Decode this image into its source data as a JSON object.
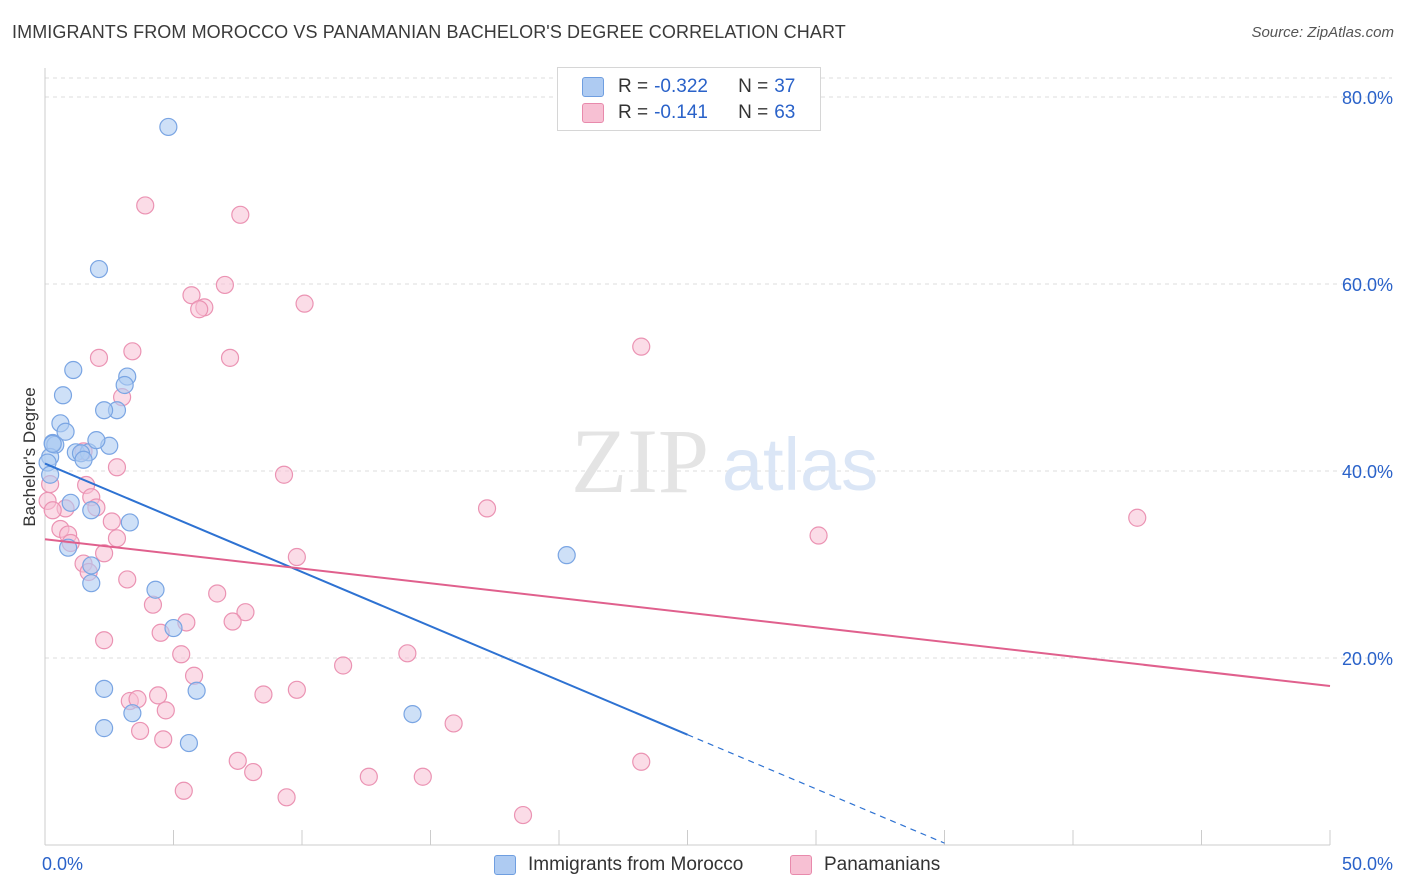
{
  "header": {
    "title": "IMMIGRANTS FROM MOROCCO VS PANAMANIAN BACHELOR'S DEGREE CORRELATION CHART",
    "source": "Source: ZipAtlas.com"
  },
  "watermark": {
    "zip": "ZIP",
    "atlas": "atlas"
  },
  "legend": {
    "rows": [
      {
        "r_label": "R =",
        "r_value": "-0.322",
        "n_label": "N =",
        "n_value": "37",
        "color": "#aecbf2",
        "border": "#6f9ee0"
      },
      {
        "r_label": "R =",
        "r_value": "-0.141",
        "n_label": "N =",
        "n_value": "63",
        "color": "#f7c0d3",
        "border": "#e88aac"
      }
    ]
  },
  "colors": {
    "blue_fill": "#aecbf2",
    "blue_stroke": "#7aa5e3",
    "blue_line": "#2e72d2",
    "pink_fill": "#f7c0d3",
    "pink_stroke": "#eb93b3",
    "pink_line": "#e0608d",
    "tick_text": "#2a62c9",
    "grid": "#dddddd"
  },
  "chart_data": {
    "type": "scatter",
    "xlabel": "",
    "ylabel": "Bachelor's Degree",
    "xlim": [
      0,
      50
    ],
    "ylim": [
      0,
      80
    ],
    "x_tick_labels": [
      {
        "value": 0,
        "label": "0.0%"
      },
      {
        "value": 50,
        "label": "50.0%"
      }
    ],
    "y_tick_labels": [
      {
        "value": 20,
        "label": "20.0%"
      },
      {
        "value": 40,
        "label": "40.0%"
      },
      {
        "value": 60,
        "label": "60.0%"
      },
      {
        "value": 80,
        "label": "80.0%"
      }
    ],
    "grid": true,
    "legend_position": "top-center",
    "series": [
      {
        "name": "Immigrants from Morocco",
        "r": -0.322,
        "n": 37,
        "trend": {
          "x_start": 0,
          "y_start": 40.8,
          "x_solid_end": 25,
          "x_dash_end": 35,
          "y_at_solid_end": 11.8,
          "y_at_dash_end": 0.2
        },
        "points": [
          [
            4.8,
            76.8
          ],
          [
            2.1,
            61.6
          ],
          [
            1.1,
            50.8
          ],
          [
            3.2,
            50.1
          ],
          [
            0.7,
            48.1
          ],
          [
            3.1,
            49.2
          ],
          [
            2.8,
            46.5
          ],
          [
            2.3,
            46.5
          ],
          [
            0.6,
            45.1
          ],
          [
            0.8,
            44.2
          ],
          [
            0.3,
            43.0
          ],
          [
            0.4,
            42.8
          ],
          [
            2.5,
            42.7
          ],
          [
            1.2,
            42.0
          ],
          [
            1.7,
            42.0
          ],
          [
            2.0,
            43.3
          ],
          [
            1.4,
            41.9
          ],
          [
            0.2,
            41.5
          ],
          [
            1.5,
            41.2
          ],
          [
            0.1,
            40.9
          ],
          [
            0.2,
            39.6
          ],
          [
            1.0,
            36.6
          ],
          [
            1.8,
            35.8
          ],
          [
            3.3,
            34.5
          ],
          [
            0.9,
            31.8
          ],
          [
            1.8,
            29.9
          ],
          [
            1.8,
            28.0
          ],
          [
            4.3,
            27.3
          ],
          [
            5.0,
            23.2
          ],
          [
            2.3,
            16.7
          ],
          [
            5.9,
            16.5
          ],
          [
            2.3,
            12.5
          ],
          [
            3.4,
            14.1
          ],
          [
            5.6,
            10.9
          ],
          [
            20.3,
            31.0
          ],
          [
            14.3,
            14.0
          ],
          [
            0.3,
            42.9
          ]
        ]
      },
      {
        "name": "Panamanians",
        "r": -0.141,
        "n": 63,
        "trend": {
          "x_start": 0,
          "y_start": 32.7,
          "x_end": 50,
          "y_end": 17.0
        },
        "points": [
          [
            3.9,
            68.4
          ],
          [
            7.6,
            67.4
          ],
          [
            7.0,
            59.9
          ],
          [
            5.7,
            58.8
          ],
          [
            6.2,
            57.5
          ],
          [
            10.1,
            57.9
          ],
          [
            6.0,
            57.3
          ],
          [
            2.1,
            52.1
          ],
          [
            3.4,
            52.8
          ],
          [
            7.2,
            52.1
          ],
          [
            23.2,
            53.3
          ],
          [
            3.0,
            47.9
          ],
          [
            1.5,
            42.1
          ],
          [
            2.8,
            40.4
          ],
          [
            9.3,
            39.6
          ],
          [
            1.6,
            38.5
          ],
          [
            0.2,
            38.6
          ],
          [
            0.1,
            36.8
          ],
          [
            0.8,
            36.0
          ],
          [
            1.8,
            37.2
          ],
          [
            2.0,
            36.1
          ],
          [
            0.3,
            35.8
          ],
          [
            17.2,
            36.0
          ],
          [
            42.5,
            35.0
          ],
          [
            2.6,
            34.6
          ],
          [
            0.6,
            33.8
          ],
          [
            0.9,
            33.2
          ],
          [
            2.8,
            32.8
          ],
          [
            1.0,
            32.3
          ],
          [
            2.3,
            31.2
          ],
          [
            9.8,
            30.8
          ],
          [
            30.1,
            33.1
          ],
          [
            1.5,
            30.1
          ],
          [
            1.7,
            29.2
          ],
          [
            3.2,
            28.4
          ],
          [
            6.7,
            26.9
          ],
          [
            4.2,
            25.7
          ],
          [
            7.8,
            24.9
          ],
          [
            5.5,
            23.8
          ],
          [
            7.3,
            23.9
          ],
          [
            4.5,
            22.7
          ],
          [
            2.3,
            21.9
          ],
          [
            5.3,
            20.4
          ],
          [
            14.1,
            20.5
          ],
          [
            11.6,
            19.2
          ],
          [
            5.8,
            18.1
          ],
          [
            9.8,
            16.6
          ],
          [
            8.5,
            16.1
          ],
          [
            4.4,
            16.0
          ],
          [
            3.3,
            15.4
          ],
          [
            3.6,
            15.6
          ],
          [
            4.7,
            14.4
          ],
          [
            15.9,
            13.0
          ],
          [
            3.7,
            12.2
          ],
          [
            4.6,
            11.3
          ],
          [
            7.5,
            9.0
          ],
          [
            8.1,
            7.8
          ],
          [
            12.6,
            7.3
          ],
          [
            14.7,
            7.3
          ],
          [
            23.2,
            8.9
          ],
          [
            5.4,
            5.8
          ],
          [
            9.4,
            5.1
          ],
          [
            18.6,
            3.2
          ]
        ]
      }
    ]
  }
}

GIVEN REQUEST -
Leave the pictures out, and transcribe each of the records exactly.

OUTPUT BELOW -
Decode this image into its source data as a JSON object.
{
  "header": {
    "title": "IMMIGRANTS FROM MOROCCO VS PANAMANIAN BACHELOR'S DEGREE CORRELATION CHART",
    "source": "Source: ZipAtlas.com"
  },
  "watermark": {
    "zip": "ZIP",
    "atlas": "atlas"
  },
  "legend": {
    "rows": [
      {
        "r_label": "R =",
        "r_value": "-0.322",
        "n_label": "N =",
        "n_value": "37",
        "color": "#aecbf2",
        "border": "#6f9ee0"
      },
      {
        "r_label": "R =",
        "r_value": "-0.141",
        "n_label": "N =",
        "n_value": "63",
        "color": "#f7c0d3",
        "border": "#e88aac"
      }
    ]
  },
  "colors": {
    "blue_fill": "#aecbf2",
    "blue_stroke": "#7aa5e3",
    "blue_line": "#2e72d2",
    "pink_fill": "#f7c0d3",
    "pink_stroke": "#eb93b3",
    "pink_line": "#e0608d",
    "tick_text": "#2a62c9",
    "grid": "#dddddd"
  },
  "chart_data": {
    "type": "scatter",
    "xlabel": "",
    "ylabel": "Bachelor's Degree",
    "xlim": [
      0,
      50
    ],
    "ylim": [
      0,
      80
    ],
    "x_tick_labels": [
      {
        "value": 0,
        "label": "0.0%"
      },
      {
        "value": 50,
        "label": "50.0%"
      }
    ],
    "y_tick_labels": [
      {
        "value": 20,
        "label": "20.0%"
      },
      {
        "value": 40,
        "label": "40.0%"
      },
      {
        "value": 60,
        "label": "60.0%"
      },
      {
        "value": 80,
        "label": "80.0%"
      }
    ],
    "grid": true,
    "legend_position": "top-center",
    "series": [
      {
        "name": "Immigrants from Morocco",
        "r": -0.322,
        "n": 37,
        "trend": {
          "x_start": 0,
          "y_start": 40.8,
          "x_solid_end": 25,
          "x_dash_end": 35,
          "y_at_solid_end": 11.8,
          "y_at_dash_end": 0.2
        },
        "points": [
          [
            4.8,
            76.8
          ],
          [
            2.1,
            61.6
          ],
          [
            1.1,
            50.8
          ],
          [
            3.2,
            50.1
          ],
          [
            0.7,
            48.1
          ],
          [
            3.1,
            49.2
          ],
          [
            2.8,
            46.5
          ],
          [
            2.3,
            46.5
          ],
          [
            0.6,
            45.1
          ],
          [
            0.8,
            44.2
          ],
          [
            0.3,
            43.0
          ],
          [
            0.4,
            42.8
          ],
          [
            2.5,
            42.7
          ],
          [
            1.2,
            42.0
          ],
          [
            1.7,
            42.0
          ],
          [
            2.0,
            43.3
          ],
          [
            1.4,
            41.9
          ],
          [
            0.2,
            41.5
          ],
          [
            1.5,
            41.2
          ],
          [
            0.1,
            40.9
          ],
          [
            0.2,
            39.6
          ],
          [
            1.0,
            36.6
          ],
          [
            1.8,
            35.8
          ],
          [
            3.3,
            34.5
          ],
          [
            0.9,
            31.8
          ],
          [
            1.8,
            29.9
          ],
          [
            1.8,
            28.0
          ],
          [
            4.3,
            27.3
          ],
          [
            5.0,
            23.2
          ],
          [
            2.3,
            16.7
          ],
          [
            5.9,
            16.5
          ],
          [
            2.3,
            12.5
          ],
          [
            3.4,
            14.1
          ],
          [
            5.6,
            10.9
          ],
          [
            20.3,
            31.0
          ],
          [
            14.3,
            14.0
          ],
          [
            0.3,
            42.9
          ]
        ]
      },
      {
        "name": "Panamanians",
        "r": -0.141,
        "n": 63,
        "trend": {
          "x_start": 0,
          "y_start": 32.7,
          "x_end": 50,
          "y_end": 17.0
        },
        "points": [
          [
            3.9,
            68.4
          ],
          [
            7.6,
            67.4
          ],
          [
            7.0,
            59.9
          ],
          [
            5.7,
            58.8
          ],
          [
            6.2,
            57.5
          ],
          [
            10.1,
            57.9
          ],
          [
            6.0,
            57.3
          ],
          [
            2.1,
            52.1
          ],
          [
            3.4,
            52.8
          ],
          [
            7.2,
            52.1
          ],
          [
            23.2,
            53.3
          ],
          [
            3.0,
            47.9
          ],
          [
            1.5,
            42.1
          ],
          [
            2.8,
            40.4
          ],
          [
            9.3,
            39.6
          ],
          [
            1.6,
            38.5
          ],
          [
            0.2,
            38.6
          ],
          [
            0.1,
            36.8
          ],
          [
            0.8,
            36.0
          ],
          [
            1.8,
            37.2
          ],
          [
            2.0,
            36.1
          ],
          [
            0.3,
            35.8
          ],
          [
            17.2,
            36.0
          ],
          [
            42.5,
            35.0
          ],
          [
            2.6,
            34.6
          ],
          [
            0.6,
            33.8
          ],
          [
            0.9,
            33.2
          ],
          [
            2.8,
            32.8
          ],
          [
            1.0,
            32.3
          ],
          [
            2.3,
            31.2
          ],
          [
            9.8,
            30.8
          ],
          [
            30.1,
            33.1
          ],
          [
            1.5,
            30.1
          ],
          [
            1.7,
            29.2
          ],
          [
            3.2,
            28.4
          ],
          [
            6.7,
            26.9
          ],
          [
            4.2,
            25.7
          ],
          [
            7.8,
            24.9
          ],
          [
            5.5,
            23.8
          ],
          [
            7.3,
            23.9
          ],
          [
            4.5,
            22.7
          ],
          [
            2.3,
            21.9
          ],
          [
            5.3,
            20.4
          ],
          [
            14.1,
            20.5
          ],
          [
            11.6,
            19.2
          ],
          [
            5.8,
            18.1
          ],
          [
            9.8,
            16.6
          ],
          [
            8.5,
            16.1
          ],
          [
            4.4,
            16.0
          ],
          [
            3.3,
            15.4
          ],
          [
            3.6,
            15.6
          ],
          [
            4.7,
            14.4
          ],
          [
            15.9,
            13.0
          ],
          [
            3.7,
            12.2
          ],
          [
            4.6,
            11.3
          ],
          [
            7.5,
            9.0
          ],
          [
            8.1,
            7.8
          ],
          [
            12.6,
            7.3
          ],
          [
            14.7,
            7.3
          ],
          [
            23.2,
            8.9
          ],
          [
            5.4,
            5.8
          ],
          [
            9.4,
            5.1
          ],
          [
            18.6,
            3.2
          ]
        ]
      }
    ]
  }
}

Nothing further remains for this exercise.